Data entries
◆ ◆ ◆ ◆ ◆ ◆ ◆

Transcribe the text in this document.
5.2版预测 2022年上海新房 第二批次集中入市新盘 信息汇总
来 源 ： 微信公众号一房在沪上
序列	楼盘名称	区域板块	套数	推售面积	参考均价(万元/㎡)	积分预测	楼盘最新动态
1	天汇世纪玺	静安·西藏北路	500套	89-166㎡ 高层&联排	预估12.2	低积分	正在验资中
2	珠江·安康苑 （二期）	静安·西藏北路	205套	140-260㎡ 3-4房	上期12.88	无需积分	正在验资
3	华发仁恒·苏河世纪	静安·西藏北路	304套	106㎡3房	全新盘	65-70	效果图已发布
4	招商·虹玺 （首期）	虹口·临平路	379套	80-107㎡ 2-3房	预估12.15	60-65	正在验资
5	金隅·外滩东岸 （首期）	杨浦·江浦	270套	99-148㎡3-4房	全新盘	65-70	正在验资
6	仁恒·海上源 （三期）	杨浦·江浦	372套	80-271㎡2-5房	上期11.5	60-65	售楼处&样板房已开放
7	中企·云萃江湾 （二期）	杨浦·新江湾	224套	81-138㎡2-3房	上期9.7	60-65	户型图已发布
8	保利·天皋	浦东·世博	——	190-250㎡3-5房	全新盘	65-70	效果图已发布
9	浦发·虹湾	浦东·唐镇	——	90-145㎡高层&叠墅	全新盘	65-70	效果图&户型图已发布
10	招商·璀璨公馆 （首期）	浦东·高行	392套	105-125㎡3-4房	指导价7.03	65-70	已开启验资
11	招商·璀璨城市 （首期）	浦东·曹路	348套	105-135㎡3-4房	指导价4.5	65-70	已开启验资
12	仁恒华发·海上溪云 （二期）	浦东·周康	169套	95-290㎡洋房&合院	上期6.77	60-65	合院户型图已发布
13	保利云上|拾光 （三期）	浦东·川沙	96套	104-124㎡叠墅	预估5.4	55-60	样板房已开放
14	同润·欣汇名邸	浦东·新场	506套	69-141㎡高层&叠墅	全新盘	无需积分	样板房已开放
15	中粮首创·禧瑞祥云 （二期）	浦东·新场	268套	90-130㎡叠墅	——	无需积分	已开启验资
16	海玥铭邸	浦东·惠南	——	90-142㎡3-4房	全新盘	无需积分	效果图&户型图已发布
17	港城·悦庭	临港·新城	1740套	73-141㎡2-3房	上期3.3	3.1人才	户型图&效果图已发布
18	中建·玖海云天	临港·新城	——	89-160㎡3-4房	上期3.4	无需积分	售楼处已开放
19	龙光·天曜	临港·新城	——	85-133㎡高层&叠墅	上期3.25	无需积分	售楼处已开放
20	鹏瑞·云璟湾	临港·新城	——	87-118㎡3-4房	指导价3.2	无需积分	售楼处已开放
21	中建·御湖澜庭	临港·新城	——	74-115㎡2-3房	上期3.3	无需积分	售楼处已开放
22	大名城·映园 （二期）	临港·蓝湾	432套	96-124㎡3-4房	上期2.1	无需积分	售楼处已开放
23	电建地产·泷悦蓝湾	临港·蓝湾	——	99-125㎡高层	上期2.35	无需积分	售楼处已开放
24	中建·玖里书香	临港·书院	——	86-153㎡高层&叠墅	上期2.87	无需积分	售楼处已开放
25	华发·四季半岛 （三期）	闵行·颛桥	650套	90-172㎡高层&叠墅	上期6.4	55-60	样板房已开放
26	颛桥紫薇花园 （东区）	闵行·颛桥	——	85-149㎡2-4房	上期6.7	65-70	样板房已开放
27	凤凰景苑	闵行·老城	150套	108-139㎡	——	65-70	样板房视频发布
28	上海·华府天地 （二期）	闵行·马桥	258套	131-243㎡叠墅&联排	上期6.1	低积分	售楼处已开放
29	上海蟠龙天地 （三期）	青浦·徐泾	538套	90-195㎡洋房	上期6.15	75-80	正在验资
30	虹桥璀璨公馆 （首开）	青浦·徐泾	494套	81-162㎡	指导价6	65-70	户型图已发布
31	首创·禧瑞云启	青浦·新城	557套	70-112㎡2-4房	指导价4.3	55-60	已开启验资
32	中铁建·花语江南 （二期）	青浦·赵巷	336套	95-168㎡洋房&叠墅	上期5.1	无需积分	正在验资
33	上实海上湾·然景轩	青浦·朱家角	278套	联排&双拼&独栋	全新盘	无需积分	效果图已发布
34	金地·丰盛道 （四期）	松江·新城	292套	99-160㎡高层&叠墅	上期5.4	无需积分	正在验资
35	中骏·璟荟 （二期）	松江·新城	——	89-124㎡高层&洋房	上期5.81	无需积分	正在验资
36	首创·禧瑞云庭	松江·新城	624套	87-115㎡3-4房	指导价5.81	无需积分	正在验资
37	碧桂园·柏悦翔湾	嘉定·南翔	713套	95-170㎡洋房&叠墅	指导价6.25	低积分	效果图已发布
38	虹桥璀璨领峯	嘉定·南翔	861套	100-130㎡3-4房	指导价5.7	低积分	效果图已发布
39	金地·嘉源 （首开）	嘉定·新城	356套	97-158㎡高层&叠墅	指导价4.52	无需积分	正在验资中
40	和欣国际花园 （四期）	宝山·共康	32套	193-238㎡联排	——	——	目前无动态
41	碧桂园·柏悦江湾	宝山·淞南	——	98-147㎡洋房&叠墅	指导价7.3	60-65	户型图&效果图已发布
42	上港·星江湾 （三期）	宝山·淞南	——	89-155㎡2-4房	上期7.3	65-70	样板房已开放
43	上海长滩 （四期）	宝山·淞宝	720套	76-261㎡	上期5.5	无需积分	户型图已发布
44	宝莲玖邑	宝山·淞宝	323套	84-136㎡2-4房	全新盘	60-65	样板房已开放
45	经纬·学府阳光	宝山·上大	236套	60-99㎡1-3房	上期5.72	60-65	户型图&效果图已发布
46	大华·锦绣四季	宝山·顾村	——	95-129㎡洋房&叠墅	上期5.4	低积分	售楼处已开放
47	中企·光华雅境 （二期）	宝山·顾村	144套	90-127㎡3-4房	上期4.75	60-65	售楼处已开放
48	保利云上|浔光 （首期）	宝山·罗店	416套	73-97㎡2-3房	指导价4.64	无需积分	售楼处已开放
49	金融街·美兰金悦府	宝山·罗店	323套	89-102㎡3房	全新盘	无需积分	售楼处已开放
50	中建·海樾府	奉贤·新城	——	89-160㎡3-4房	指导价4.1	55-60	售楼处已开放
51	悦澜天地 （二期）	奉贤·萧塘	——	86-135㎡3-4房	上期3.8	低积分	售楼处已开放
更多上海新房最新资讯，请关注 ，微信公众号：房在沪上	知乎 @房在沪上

◆ ◆ ◆ ◆ ◆ ◆ ◆

• STATED TASK:
Report the number of lines above that contain the word "西藏北路", and only that number.

• EXPECTED OUTPUT:
3